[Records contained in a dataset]

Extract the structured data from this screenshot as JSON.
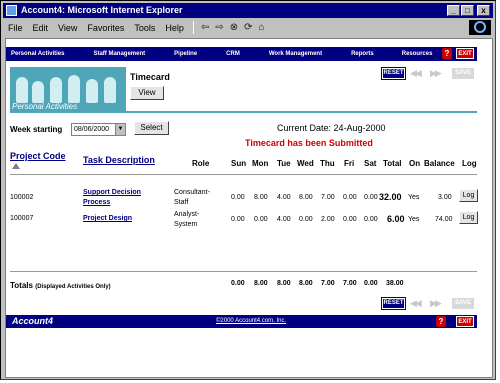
{
  "window": {
    "title": "Account4: Microsoft Internet Explorer",
    "controls": [
      "_",
      "□",
      "x"
    ]
  },
  "menubar": [
    "File",
    "Edit",
    "View",
    "Favorites",
    "Tools",
    "Help"
  ],
  "nav": [
    "Personal Activities",
    "Staff Management",
    "Pipeline",
    "CRM",
    "Work Management",
    "Reports",
    "Resources"
  ],
  "nav_help": "?",
  "nav_exit": "EXIT",
  "banner_label": "Personal Activities",
  "page_title": "Timecard",
  "buttons": {
    "view": "View",
    "reset": "RESET",
    "save": "SAVE",
    "select": "Select",
    "log": "Log"
  },
  "week_label": "Week starting",
  "week_value": "08/06/2000",
  "current_date": "Current Date: 24-Aug-2000",
  "status_message": "Timecard has been Submitted",
  "columns": {
    "project_code": "Project Code",
    "task_description": "Task Description",
    "role": "Role",
    "days": [
      "Sun",
      "Mon",
      "Tue",
      "Wed",
      "Thu",
      "Fri",
      "Sat"
    ],
    "total": "Total",
    "on": "On",
    "balance": "Balance",
    "log": "Log"
  },
  "rows": [
    {
      "code": "100002",
      "task_line1": "Support Decision",
      "task_line2": "Process",
      "role_line1": "Consultant-",
      "role_line2": "Staff",
      "days": [
        "0.00",
        "8.00",
        "4.00",
        "8.00",
        "7.00",
        "0.00",
        "0.00"
      ],
      "total": "32.00",
      "on": "Yes",
      "balance": "3.00"
    },
    {
      "code": "100007",
      "task_line1": "Project Design",
      "task_line2": "",
      "role_line1": "Analyst-",
      "role_line2": "System",
      "days": [
        "0.00",
        "0.00",
        "4.00",
        "0.00",
        "2.00",
        "0.00",
        "0.00"
      ],
      "total": "6.00",
      "on": "Yes",
      "balance": "74.00"
    }
  ],
  "totals": {
    "label": "Totals",
    "note": "(Displayed Activities Only)",
    "days": [
      "0.00",
      "8.00",
      "8.00",
      "8.00",
      "7.00",
      "7.00",
      "0.00"
    ],
    "total": "38.00"
  },
  "footer": {
    "brand": "Account4",
    "copyright": "©2000 Account4.com, Inc."
  },
  "colors": {
    "nav_bg": "#000080",
    "accent_teal": "#4fa6b8",
    "alert_red": "#d00000",
    "exit_red": "#cc0000"
  }
}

■ What is required: Copy out every line of the material above exactly, skipping the pictures.

■ Response:
Extract the structured data from this screenshot as JSON.
{
  "window": {
    "title": "Account4: Microsoft Internet Explorer",
    "controls": [
      "_",
      "□",
      "x"
    ]
  },
  "menubar": [
    "File",
    "Edit",
    "View",
    "Favorites",
    "Tools",
    "Help"
  ],
  "nav": [
    "Personal Activities",
    "Staff Management",
    "Pipeline",
    "CRM",
    "Work Management",
    "Reports",
    "Resources"
  ],
  "nav_help": "?",
  "nav_exit": "EXIT",
  "banner_label": "Personal Activities",
  "page_title": "Timecard",
  "buttons": {
    "view": "View",
    "reset": "RESET",
    "save": "SAVE",
    "select": "Select",
    "log": "Log"
  },
  "week_label": "Week starting",
  "week_value": "08/06/2000",
  "current_date": "Current Date: 24-Aug-2000",
  "status_message": "Timecard has been Submitted",
  "columns": {
    "project_code": "Project Code",
    "task_description": "Task Description",
    "role": "Role",
    "days": [
      "Sun",
      "Mon",
      "Tue",
      "Wed",
      "Thu",
      "Fri",
      "Sat"
    ],
    "total": "Total",
    "on": "On",
    "balance": "Balance",
    "log": "Log"
  },
  "rows": [
    {
      "code": "100002",
      "task_line1": "Support Decision",
      "task_line2": "Process",
      "role_line1": "Consultant-",
      "role_line2": "Staff",
      "days": [
        "0.00",
        "8.00",
        "4.00",
        "8.00",
        "7.00",
        "0.00",
        "0.00"
      ],
      "total": "32.00",
      "on": "Yes",
      "balance": "3.00"
    },
    {
      "code": "100007",
      "task_line1": "Project Design",
      "task_line2": "",
      "role_line1": "Analyst-",
      "role_line2": "System",
      "days": [
        "0.00",
        "0.00",
        "4.00",
        "0.00",
        "2.00",
        "0.00",
        "0.00"
      ],
      "total": "6.00",
      "on": "Yes",
      "balance": "74.00"
    }
  ],
  "totals": {
    "label": "Totals",
    "note": "(Displayed Activities Only)",
    "days": [
      "0.00",
      "8.00",
      "8.00",
      "8.00",
      "7.00",
      "7.00",
      "0.00"
    ],
    "total": "38.00"
  },
  "footer": {
    "brand": "Account4",
    "copyright": "©2000 Account4.com, Inc."
  },
  "colors": {
    "nav_bg": "#000080",
    "accent_teal": "#4fa6b8",
    "alert_red": "#d00000",
    "exit_red": "#cc0000"
  }
}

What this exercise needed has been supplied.